> _Stated problem_:
Arrange all the lines below into a Markdown table with two columns, Row and Line, numbering each line in order and skipping any blank ones.

> _Data for this task_:

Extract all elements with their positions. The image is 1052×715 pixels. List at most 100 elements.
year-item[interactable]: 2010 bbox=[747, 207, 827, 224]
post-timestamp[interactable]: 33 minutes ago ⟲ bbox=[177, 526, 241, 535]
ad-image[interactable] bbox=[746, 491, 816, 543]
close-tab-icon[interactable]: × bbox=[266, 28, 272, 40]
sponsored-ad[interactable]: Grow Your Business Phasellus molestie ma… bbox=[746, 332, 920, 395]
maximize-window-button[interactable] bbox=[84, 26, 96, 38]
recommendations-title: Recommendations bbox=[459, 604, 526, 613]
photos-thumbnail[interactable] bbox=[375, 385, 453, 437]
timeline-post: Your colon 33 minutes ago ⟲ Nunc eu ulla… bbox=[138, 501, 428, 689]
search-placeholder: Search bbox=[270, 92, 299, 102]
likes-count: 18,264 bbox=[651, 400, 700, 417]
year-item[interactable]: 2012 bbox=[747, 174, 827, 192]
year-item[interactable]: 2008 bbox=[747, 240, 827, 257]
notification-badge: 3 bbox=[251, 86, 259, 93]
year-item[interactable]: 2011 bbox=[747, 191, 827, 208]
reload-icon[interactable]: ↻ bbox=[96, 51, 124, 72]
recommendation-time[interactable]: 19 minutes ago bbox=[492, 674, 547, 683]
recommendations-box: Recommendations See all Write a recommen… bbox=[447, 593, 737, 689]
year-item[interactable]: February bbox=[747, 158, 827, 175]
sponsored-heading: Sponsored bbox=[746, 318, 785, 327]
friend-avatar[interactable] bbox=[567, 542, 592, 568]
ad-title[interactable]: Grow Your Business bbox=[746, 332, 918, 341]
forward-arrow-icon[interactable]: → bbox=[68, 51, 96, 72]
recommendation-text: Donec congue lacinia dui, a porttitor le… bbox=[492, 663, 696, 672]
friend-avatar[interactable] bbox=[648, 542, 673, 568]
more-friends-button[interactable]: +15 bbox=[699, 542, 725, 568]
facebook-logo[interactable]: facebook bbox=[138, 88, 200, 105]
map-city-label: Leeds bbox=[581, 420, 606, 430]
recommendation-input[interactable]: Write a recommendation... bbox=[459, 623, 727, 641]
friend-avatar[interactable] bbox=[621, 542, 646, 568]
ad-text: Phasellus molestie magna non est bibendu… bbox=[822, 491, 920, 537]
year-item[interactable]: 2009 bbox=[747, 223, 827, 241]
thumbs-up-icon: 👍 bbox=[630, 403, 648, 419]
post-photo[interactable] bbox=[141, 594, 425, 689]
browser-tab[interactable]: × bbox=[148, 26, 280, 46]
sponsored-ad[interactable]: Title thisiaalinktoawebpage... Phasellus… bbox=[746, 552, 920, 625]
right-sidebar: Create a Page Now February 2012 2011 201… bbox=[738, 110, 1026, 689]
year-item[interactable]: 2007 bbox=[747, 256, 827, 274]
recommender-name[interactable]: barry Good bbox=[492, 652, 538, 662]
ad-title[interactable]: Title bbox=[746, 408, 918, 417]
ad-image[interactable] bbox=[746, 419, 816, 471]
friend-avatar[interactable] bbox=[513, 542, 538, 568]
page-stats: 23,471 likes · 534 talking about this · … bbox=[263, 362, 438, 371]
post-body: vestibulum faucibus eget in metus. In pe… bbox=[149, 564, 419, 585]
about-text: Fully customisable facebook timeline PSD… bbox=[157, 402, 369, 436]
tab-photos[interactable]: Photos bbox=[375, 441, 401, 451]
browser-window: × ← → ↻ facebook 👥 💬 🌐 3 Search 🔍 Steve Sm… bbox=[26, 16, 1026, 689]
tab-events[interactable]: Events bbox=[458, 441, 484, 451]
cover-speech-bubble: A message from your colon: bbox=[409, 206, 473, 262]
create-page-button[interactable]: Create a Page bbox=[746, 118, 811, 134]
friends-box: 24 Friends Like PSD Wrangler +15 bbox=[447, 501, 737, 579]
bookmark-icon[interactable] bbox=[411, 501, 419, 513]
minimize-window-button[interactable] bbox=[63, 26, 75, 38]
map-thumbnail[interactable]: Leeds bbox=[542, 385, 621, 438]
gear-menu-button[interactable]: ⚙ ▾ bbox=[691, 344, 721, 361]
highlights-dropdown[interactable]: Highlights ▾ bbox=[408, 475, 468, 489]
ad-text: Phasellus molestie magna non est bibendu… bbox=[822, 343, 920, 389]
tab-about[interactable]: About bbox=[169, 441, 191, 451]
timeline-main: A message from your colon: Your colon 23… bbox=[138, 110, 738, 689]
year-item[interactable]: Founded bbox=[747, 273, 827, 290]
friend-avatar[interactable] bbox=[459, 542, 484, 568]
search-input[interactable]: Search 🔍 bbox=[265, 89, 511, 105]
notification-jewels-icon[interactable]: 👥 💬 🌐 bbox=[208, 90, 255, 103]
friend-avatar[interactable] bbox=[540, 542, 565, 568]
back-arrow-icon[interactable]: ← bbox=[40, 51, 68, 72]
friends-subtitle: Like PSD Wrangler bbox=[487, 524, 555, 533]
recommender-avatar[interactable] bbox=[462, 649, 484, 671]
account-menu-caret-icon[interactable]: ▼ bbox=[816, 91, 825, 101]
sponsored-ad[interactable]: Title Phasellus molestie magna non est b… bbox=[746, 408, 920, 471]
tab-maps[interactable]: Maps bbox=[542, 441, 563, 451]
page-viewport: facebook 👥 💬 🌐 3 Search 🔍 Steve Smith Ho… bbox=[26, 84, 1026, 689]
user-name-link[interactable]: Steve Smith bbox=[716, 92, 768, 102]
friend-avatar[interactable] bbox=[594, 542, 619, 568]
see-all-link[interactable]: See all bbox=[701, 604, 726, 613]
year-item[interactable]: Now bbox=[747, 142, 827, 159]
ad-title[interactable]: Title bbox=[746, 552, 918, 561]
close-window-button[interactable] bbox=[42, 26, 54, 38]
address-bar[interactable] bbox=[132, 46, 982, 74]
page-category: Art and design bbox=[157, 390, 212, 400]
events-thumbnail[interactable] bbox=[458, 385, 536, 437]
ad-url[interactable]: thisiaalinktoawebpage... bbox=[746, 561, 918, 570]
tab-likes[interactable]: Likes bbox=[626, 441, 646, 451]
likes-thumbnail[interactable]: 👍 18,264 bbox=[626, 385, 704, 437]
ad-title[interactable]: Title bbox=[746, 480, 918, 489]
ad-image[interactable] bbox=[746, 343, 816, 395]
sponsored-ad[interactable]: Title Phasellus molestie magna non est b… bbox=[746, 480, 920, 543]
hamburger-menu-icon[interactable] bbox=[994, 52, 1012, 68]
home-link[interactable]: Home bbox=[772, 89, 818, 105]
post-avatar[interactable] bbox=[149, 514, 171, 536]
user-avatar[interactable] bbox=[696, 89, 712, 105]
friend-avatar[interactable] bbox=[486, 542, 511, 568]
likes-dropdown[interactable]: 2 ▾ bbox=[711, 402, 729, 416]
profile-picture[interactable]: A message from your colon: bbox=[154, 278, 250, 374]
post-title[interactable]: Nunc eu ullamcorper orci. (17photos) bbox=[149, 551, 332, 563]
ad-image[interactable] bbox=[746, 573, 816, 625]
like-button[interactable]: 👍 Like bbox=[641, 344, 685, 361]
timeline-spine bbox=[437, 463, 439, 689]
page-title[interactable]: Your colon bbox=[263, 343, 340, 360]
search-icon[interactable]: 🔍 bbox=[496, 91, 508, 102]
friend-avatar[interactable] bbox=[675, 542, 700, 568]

> _Written solution_:
| Row | Line |
|---|---|
| 1 | Extract all elements with their positions. The image is 1052×715 pixels. List at most 100 elements. |
| 2 | year-item[interactable]: 2010 bbox=[747, 207, 827, 224] |
| 3 | post-timestamp[interactable]: 33 minutes ago ⟲ bbox=[177, 526, 241, 535] |
| 4 | ad-image[interactable] bbox=[746, 491, 816, 543] |
| 5 | close-tab-icon[interactable]: × bbox=[266, 28, 272, 40] |
| 6 | sponsored-ad[interactable]: Grow Your Business Phasellus molestie ma… bbox=[746, 332, 920, 395] |
| 7 | maximize-window-button[interactable] bbox=[84, 26, 96, 38] |
| 8 | recommendations-title: Recommendations bbox=[459, 604, 526, 613] |
| 9 | photos-thumbnail[interactable] bbox=[375, 385, 453, 437] |
| 10 | timeline-post: Your colon 33 minutes ago ⟲ Nunc eu ulla… bbox=[138, 501, 428, 689] |
| 11 | search-placeholder: Search bbox=[270, 92, 299, 102] |
| 12 | likes-count: 18,264 bbox=[651, 400, 700, 417] |
| 13 | year-item[interactable]: 2012 bbox=[747, 174, 827, 192] |
| 14 | year-item[interactable]: 2008 bbox=[747, 240, 827, 257] |
| 15 | notification-badge: 3 bbox=[251, 86, 259, 93] |
| 16 | year-item[interactable]: 2011 bbox=[747, 191, 827, 208] |
| 17 | reload-icon[interactable]: ↻ bbox=[96, 51, 124, 72] |
| 18 | recommendation-time[interactable]: 19 minutes ago bbox=[492, 674, 547, 683] |
| 19 | recommendations-box: Recommendations See all Write a recommen… bbox=[447, 593, 737, 689] |
| 20 | year-item[interactable]: February bbox=[747, 158, 827, 175] |
| 21 | sponsored-heading: Sponsored bbox=[746, 318, 785, 327] |
| 22 | friend-avatar[interactable] bbox=[567, 542, 592, 568] |
| 23 | ad-title[interactable]: Grow Your Business bbox=[746, 332, 918, 341] |
| 24 | forward-arrow-icon[interactable]: → bbox=[68, 51, 96, 72] |
| 25 | recommendation-text: Donec congue lacinia dui, a porttitor le… bbox=[492, 663, 696, 672] |
| 26 | friend-avatar[interactable] bbox=[648, 542, 673, 568] |
| 27 | more-friends-button[interactable]: +15 bbox=[699, 542, 725, 568] |
| 28 | facebook-logo[interactable]: facebook bbox=[138, 88, 200, 105] |
| 29 | map-city-label: Leeds bbox=[581, 420, 606, 430] |
| 30 | recommendation-input[interactable]: Write a recommendation... bbox=[459, 623, 727, 641] |
| 31 | friend-avatar[interactable] bbox=[621, 542, 646, 568] |
| 32 | ad-text: Phasellus molestie magna non est bibendu… bbox=[822, 491, 920, 537] |
| 33 | year-item[interactable]: 2009 bbox=[747, 223, 827, 241] |
| 34 | thumbs-up-icon: 👍 bbox=[630, 403, 648, 419] |
| 35 | post-photo[interactable] bbox=[141, 594, 425, 689] |
| 36 | browser-tab[interactable]: × bbox=[148, 26, 280, 46] |
| 37 | sponsored-ad[interactable]: Title thisiaalinktoawebpage... Phasellus… bbox=[746, 552, 920, 625] |
| 38 | right-sidebar: Create a Page Now February 2012 2011 201… bbox=[738, 110, 1026, 689] |
| 39 | year-item[interactable]: 2007 bbox=[747, 256, 827, 274] |
| 40 | recommender-name[interactable]: barry Good bbox=[492, 652, 538, 662] |
| 41 | ad-title[interactable]: Title bbox=[746, 408, 918, 417] |
| 42 | ad-image[interactable] bbox=[746, 419, 816, 471] |
| 43 | friend-avatar[interactable] bbox=[513, 542, 538, 568] |
| 44 | page-stats: 23,471 likes · 534 talking about this · … bbox=[263, 362, 438, 371] |
| 45 | post-body: vestibulum faucibus eget in metus. In pe… bbox=[149, 564, 419, 585] |
| 46 | about-text: Fully customisable facebook timeline PSD… bbox=[157, 402, 369, 436] |
| 47 | tab-photos[interactable]: Photos bbox=[375, 441, 401, 451] |
| 48 | browser-window: × ← → ↻ facebook 👥 💬 🌐 3 Search 🔍 Steve Sm… bbox=[26, 16, 1026, 689] |
| 49 | tab-events[interactable]: Events bbox=[458, 441, 484, 451] |
| 50 | cover-speech-bubble: A message from your colon: bbox=[409, 206, 473, 262] |
| 51 | create-page-button[interactable]: Create a Page bbox=[746, 118, 811, 134] |
| 52 | friends-box: 24 Friends Like PSD Wrangler +15 bbox=[447, 501, 737, 579] |
| 53 | bookmark-icon[interactable] bbox=[411, 501, 419, 513] |
| 54 | minimize-window-button[interactable] bbox=[63, 26, 75, 38] |
| 55 | map-thumbnail[interactable]: Leeds bbox=[542, 385, 621, 438] |
| 56 | gear-menu-button[interactable]: ⚙ ▾ bbox=[691, 344, 721, 361] |
| 57 | highlights-dropdown[interactable]: Highlights ▾ bbox=[408, 475, 468, 489] |
| 58 | ad-text: Phasellus molestie magna non est bibendu… bbox=[822, 343, 920, 389] |
| 59 | tab-about[interactable]: About bbox=[169, 441, 191, 451] |
| 60 | timeline-main: A message from your colon: Your colon 23… bbox=[138, 110, 738, 689] |
| 61 | year-item[interactable]: Founded bbox=[747, 273, 827, 290] |
| 62 | friend-avatar[interactable] bbox=[459, 542, 484, 568] |
| 63 | search-input[interactable]: Search 🔍 bbox=[265, 89, 511, 105] |
| 64 | notification-jewels-icon[interactable]: 👥 💬 🌐 bbox=[208, 90, 255, 103] |
| 65 | friend-avatar[interactable] bbox=[540, 542, 565, 568] |
| 66 | back-arrow-icon[interactable]: ← bbox=[40, 51, 68, 72] |
| 67 | friends-subtitle: Like PSD Wrangler bbox=[487, 524, 555, 533] |
| 68 | recommender-avatar[interactable] bbox=[462, 649, 484, 671] |
| 69 | account-menu-caret-icon[interactable]: ▼ bbox=[816, 91, 825, 101] |
| 70 | sponsored-ad[interactable]: Title Phasellus molestie magna non est b… bbox=[746, 408, 920, 471] |
| 71 | tab-maps[interactable]: Maps bbox=[542, 441, 563, 451] |
| 72 | page-viewport: facebook 👥 💬 🌐 3 Search 🔍 Steve Smith Ho… bbox=[26, 84, 1026, 689] |
| 73 | user-name-link[interactable]: Steve Smith bbox=[716, 92, 768, 102] |
| 74 | friend-avatar[interactable] bbox=[594, 542, 619, 568] |
| 75 | see-all-link[interactable]: See all bbox=[701, 604, 726, 613] |
| 76 | year-item[interactable]: Now bbox=[747, 142, 827, 159] |
| 77 | ad-title[interactable]: Title bbox=[746, 552, 918, 561] |
| 78 | close-window-button[interactable] bbox=[42, 26, 54, 38] |
| 79 | address-bar[interactable] bbox=[132, 46, 982, 74] |
| 80 | page-category: Art and design bbox=[157, 390, 212, 400] |
| 81 | events-thumbnail[interactable] bbox=[458, 385, 536, 437] |
| 82 | ad-url[interactable]: thisiaalinktoawebpage... bbox=[746, 561, 918, 570] |
| 83 | tab-likes[interactable]: Likes bbox=[626, 441, 646, 451] |
| 84 | likes-thumbnail[interactable]: 👍 18,264 bbox=[626, 385, 704, 437] |
| 85 | ad-title[interactable]: Title bbox=[746, 480, 918, 489] |
| 86 | ad-image[interactable] bbox=[746, 343, 816, 395] |
| 87 | sponsored-ad[interactable]: Title Phasellus molestie magna non est b… bbox=[746, 480, 920, 543] |
| 88 | hamburger-menu-icon[interactable] bbox=[994, 52, 1012, 68] |
| 89 | home-link[interactable]: Home bbox=[772, 89, 818, 105] |
| 90 | post-avatar[interactable] bbox=[149, 514, 171, 536] |
| 91 | user-avatar[interactable] bbox=[696, 89, 712, 105] |
| 92 | friend-avatar[interactable] bbox=[486, 542, 511, 568] |
| 93 | likes-dropdown[interactable]: 2 ▾ bbox=[711, 402, 729, 416] |
| 94 | profile-picture[interactable]: A message from your colon: bbox=[154, 278, 250, 374] |
| 95 | post-title[interactable]: Nunc eu ullamcorper orci. (17photos) bbox=[149, 551, 332, 563] |
| 96 | ad-image[interactable] bbox=[746, 573, 816, 625] |
| 97 | like-button[interactable]: 👍 Like bbox=[641, 344, 685, 361] |
| 98 | timeline-spine bbox=[437, 463, 439, 689] |
| 99 | page-title[interactable]: Your colon bbox=[263, 343, 340, 360] |
| 100 | search-icon[interactable]: 🔍 bbox=[496, 91, 508, 102] |
| 101 | friend-avatar[interactable] bbox=[675, 542, 700, 568] |